PROBLEM: Extract, from the listing that follows, each line containing the word "Polarität".

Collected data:
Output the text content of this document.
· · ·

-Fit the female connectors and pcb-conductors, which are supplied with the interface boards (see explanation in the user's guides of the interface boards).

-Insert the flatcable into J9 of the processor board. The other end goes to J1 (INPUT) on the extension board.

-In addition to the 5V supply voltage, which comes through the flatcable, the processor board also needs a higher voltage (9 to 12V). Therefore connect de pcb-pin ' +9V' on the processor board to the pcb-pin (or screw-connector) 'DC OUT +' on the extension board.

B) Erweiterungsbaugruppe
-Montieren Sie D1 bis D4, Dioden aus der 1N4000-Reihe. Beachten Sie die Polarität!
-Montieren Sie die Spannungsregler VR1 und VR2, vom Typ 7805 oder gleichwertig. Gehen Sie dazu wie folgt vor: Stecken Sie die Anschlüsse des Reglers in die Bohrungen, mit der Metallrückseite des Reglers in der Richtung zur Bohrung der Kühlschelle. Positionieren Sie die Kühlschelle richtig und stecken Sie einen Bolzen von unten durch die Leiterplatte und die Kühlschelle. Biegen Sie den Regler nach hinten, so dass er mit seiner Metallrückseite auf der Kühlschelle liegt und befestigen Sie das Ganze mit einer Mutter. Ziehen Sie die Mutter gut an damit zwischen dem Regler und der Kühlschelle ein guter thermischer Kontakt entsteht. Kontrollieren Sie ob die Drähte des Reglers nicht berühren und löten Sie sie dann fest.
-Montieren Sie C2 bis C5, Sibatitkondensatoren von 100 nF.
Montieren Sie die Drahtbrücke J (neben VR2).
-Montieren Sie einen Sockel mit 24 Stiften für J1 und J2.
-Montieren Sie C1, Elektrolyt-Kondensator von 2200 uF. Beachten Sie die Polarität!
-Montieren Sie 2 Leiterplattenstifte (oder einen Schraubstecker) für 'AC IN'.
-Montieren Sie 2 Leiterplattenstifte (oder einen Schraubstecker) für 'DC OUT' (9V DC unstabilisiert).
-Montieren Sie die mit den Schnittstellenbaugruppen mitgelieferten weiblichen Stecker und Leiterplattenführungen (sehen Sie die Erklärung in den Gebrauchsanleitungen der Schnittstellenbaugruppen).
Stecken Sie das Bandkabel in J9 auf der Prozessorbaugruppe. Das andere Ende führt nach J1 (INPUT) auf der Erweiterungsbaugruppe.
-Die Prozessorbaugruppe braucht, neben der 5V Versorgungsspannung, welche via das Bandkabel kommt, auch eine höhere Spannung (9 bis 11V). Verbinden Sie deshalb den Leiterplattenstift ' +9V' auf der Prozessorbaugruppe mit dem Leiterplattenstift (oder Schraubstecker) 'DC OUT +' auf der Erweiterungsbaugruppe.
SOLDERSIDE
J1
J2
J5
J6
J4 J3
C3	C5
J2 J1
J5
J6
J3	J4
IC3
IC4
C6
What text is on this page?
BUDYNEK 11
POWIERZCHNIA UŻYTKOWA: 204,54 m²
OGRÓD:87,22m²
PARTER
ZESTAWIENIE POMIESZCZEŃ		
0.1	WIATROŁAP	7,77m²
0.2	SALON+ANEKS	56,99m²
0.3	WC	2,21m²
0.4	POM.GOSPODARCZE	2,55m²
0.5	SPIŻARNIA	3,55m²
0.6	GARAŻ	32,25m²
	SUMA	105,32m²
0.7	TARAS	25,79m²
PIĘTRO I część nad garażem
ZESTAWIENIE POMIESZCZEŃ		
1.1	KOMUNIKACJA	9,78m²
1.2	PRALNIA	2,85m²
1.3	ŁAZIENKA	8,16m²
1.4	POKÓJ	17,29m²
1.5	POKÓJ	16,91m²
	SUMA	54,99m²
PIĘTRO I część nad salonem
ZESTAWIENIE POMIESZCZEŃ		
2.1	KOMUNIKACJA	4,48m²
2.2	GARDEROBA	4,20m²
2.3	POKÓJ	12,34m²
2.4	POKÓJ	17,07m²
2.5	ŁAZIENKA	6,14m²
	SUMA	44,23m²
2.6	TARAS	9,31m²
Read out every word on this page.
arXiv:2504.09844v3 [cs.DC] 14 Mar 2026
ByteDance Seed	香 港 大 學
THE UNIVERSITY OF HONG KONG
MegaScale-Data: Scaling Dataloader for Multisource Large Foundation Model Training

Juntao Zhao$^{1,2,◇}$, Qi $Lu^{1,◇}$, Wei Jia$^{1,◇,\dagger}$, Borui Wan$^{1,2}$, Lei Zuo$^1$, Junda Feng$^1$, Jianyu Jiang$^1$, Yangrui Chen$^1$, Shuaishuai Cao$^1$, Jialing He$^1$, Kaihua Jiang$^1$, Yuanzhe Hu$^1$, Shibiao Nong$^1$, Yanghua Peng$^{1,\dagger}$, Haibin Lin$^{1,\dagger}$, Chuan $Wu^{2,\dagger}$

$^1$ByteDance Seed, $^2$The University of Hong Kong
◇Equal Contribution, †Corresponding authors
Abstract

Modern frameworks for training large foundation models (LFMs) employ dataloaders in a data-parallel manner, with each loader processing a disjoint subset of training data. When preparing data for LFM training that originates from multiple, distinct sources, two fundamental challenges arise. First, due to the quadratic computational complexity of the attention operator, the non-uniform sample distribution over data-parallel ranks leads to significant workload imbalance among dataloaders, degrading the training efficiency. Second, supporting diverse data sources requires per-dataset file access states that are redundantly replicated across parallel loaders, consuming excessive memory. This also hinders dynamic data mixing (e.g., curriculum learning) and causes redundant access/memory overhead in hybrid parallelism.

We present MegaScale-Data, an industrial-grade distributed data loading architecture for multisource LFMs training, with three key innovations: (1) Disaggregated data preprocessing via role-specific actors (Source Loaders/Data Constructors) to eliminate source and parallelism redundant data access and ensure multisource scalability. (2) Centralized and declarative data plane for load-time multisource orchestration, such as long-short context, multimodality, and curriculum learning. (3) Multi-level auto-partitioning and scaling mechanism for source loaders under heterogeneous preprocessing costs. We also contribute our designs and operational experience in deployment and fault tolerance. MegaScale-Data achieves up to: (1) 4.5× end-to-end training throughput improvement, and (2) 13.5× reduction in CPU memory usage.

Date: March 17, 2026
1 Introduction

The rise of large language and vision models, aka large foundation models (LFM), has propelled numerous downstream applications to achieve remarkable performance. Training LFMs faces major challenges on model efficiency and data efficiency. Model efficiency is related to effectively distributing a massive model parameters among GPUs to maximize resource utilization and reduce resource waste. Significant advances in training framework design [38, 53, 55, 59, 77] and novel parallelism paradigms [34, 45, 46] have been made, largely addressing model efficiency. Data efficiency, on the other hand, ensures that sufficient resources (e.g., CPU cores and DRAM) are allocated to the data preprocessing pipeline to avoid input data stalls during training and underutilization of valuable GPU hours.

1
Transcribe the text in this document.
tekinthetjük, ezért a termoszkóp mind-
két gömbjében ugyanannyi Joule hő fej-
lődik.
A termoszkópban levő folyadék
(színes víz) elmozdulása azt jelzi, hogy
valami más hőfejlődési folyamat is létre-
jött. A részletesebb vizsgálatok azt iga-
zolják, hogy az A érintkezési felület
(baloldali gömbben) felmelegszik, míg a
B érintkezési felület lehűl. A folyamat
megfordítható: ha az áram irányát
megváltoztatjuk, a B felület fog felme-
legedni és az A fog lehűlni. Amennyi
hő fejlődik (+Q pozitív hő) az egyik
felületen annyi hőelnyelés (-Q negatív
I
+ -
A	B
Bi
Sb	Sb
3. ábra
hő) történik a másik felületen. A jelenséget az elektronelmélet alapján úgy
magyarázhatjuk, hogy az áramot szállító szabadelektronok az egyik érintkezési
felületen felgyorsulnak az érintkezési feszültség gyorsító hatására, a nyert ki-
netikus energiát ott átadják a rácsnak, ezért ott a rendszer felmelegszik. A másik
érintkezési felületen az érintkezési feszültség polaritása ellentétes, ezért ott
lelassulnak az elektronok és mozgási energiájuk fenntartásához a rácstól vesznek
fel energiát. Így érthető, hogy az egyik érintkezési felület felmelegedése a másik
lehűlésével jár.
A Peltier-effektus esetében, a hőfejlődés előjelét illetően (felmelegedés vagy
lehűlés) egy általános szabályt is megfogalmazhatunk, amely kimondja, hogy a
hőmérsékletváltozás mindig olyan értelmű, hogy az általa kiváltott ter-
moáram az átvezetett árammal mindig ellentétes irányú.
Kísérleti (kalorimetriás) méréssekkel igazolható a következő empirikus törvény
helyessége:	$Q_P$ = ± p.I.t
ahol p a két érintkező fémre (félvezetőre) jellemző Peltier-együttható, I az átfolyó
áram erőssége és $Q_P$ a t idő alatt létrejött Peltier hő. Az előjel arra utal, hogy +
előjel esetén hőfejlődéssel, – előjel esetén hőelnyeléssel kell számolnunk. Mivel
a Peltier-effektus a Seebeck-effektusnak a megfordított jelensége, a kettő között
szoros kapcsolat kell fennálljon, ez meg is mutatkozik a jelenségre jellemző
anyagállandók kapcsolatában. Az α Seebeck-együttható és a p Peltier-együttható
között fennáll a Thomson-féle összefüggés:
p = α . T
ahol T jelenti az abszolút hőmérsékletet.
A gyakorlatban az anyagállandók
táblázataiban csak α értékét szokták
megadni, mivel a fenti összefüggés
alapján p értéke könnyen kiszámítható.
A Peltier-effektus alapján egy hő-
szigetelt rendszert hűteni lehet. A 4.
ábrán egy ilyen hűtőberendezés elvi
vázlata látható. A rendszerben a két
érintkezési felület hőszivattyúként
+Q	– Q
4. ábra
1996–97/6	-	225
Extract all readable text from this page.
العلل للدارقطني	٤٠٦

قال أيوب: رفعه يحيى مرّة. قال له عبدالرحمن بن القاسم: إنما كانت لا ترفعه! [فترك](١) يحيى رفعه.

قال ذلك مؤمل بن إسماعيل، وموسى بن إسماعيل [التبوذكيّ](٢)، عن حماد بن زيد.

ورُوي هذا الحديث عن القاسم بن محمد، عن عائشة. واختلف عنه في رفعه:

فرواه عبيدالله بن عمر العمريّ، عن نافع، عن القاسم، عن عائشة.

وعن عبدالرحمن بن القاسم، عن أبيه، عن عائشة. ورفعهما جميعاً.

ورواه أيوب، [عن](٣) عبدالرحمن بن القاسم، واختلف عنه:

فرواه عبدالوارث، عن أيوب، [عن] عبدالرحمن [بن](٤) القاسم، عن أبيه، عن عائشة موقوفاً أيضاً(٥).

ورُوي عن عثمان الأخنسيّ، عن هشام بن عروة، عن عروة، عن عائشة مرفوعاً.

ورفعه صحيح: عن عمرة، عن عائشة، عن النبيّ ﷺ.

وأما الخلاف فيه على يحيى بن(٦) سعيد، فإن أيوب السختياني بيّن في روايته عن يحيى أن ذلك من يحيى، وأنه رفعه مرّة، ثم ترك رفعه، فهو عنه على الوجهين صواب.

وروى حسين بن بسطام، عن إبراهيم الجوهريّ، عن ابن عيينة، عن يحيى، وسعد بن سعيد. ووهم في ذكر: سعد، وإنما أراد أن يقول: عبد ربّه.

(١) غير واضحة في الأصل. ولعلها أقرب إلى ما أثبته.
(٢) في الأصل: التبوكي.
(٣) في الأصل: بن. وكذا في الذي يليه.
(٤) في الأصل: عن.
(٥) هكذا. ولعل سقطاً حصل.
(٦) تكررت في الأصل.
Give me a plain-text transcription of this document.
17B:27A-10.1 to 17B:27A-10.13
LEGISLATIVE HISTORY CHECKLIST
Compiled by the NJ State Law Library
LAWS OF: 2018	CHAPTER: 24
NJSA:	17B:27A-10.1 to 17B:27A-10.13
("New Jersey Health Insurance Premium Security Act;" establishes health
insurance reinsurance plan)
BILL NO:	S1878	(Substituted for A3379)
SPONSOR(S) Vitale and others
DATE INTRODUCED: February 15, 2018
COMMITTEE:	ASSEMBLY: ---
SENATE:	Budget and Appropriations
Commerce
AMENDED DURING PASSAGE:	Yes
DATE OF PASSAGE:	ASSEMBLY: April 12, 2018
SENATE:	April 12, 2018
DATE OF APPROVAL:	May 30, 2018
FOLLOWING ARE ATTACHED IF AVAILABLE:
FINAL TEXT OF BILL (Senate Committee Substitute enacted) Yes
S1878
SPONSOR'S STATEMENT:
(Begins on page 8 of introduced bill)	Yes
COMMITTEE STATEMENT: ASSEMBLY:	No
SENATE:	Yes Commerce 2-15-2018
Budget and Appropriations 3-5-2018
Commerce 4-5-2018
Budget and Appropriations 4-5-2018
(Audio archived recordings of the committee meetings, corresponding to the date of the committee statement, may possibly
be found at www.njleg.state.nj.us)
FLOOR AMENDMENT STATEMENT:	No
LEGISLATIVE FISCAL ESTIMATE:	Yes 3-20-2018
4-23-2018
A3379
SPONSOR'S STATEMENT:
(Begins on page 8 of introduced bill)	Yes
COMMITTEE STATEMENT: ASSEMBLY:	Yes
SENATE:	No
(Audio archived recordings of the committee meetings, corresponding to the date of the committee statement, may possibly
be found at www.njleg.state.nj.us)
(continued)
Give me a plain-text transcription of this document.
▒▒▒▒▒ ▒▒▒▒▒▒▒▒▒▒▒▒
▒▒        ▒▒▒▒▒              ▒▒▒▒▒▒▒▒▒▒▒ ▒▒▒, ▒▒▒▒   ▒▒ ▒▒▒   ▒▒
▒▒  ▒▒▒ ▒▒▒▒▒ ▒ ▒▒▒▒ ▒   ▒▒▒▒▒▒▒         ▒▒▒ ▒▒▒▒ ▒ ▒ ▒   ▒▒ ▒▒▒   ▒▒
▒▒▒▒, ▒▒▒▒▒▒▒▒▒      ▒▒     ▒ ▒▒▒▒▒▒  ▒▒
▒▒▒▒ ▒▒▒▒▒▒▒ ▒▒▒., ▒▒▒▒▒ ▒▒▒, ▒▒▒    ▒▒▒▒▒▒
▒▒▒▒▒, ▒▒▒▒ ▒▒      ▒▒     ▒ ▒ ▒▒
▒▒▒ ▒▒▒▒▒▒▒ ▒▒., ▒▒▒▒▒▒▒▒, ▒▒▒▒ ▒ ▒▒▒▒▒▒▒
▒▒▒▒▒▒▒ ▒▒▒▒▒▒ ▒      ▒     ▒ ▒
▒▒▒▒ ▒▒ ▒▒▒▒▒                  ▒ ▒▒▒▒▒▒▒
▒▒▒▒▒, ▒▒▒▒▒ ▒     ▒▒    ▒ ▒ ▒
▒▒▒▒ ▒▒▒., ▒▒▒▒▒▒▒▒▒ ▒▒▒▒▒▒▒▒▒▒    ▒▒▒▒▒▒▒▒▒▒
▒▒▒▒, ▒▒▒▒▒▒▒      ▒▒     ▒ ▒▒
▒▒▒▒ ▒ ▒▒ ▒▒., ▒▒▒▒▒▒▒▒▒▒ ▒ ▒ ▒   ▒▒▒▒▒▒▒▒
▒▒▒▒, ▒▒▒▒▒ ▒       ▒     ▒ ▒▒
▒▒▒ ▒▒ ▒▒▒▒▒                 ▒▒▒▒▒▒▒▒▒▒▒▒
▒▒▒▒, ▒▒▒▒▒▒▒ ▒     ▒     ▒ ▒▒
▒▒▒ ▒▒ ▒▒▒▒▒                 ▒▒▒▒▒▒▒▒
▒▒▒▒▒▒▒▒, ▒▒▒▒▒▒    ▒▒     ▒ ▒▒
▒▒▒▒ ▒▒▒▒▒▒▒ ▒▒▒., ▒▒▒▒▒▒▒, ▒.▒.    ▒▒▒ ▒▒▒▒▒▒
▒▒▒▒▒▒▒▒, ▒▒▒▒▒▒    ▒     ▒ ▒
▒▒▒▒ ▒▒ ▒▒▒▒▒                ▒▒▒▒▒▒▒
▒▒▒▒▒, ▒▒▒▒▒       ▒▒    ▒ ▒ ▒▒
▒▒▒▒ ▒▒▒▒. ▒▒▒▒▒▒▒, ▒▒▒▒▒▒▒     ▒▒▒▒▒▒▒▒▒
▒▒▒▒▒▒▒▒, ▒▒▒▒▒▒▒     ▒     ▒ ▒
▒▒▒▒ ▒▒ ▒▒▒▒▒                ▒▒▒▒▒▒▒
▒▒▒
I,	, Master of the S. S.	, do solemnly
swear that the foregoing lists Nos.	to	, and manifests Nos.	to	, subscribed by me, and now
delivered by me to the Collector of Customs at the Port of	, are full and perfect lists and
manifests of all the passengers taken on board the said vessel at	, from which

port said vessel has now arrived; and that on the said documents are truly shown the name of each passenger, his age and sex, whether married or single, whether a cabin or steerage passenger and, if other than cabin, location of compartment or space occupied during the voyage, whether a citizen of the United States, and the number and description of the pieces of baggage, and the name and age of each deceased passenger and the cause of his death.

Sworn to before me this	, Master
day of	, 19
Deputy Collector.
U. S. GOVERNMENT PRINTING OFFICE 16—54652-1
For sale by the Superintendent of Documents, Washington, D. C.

SOLUTION:
-Montieren Sie D1 bis D4, Dioden aus der 1N4000-Reihe. Beachten Sie die Polarität!
-Montieren Sie C1, Elektrolyt-Kondensator von 2200 uF. Beachten Sie die Polarität!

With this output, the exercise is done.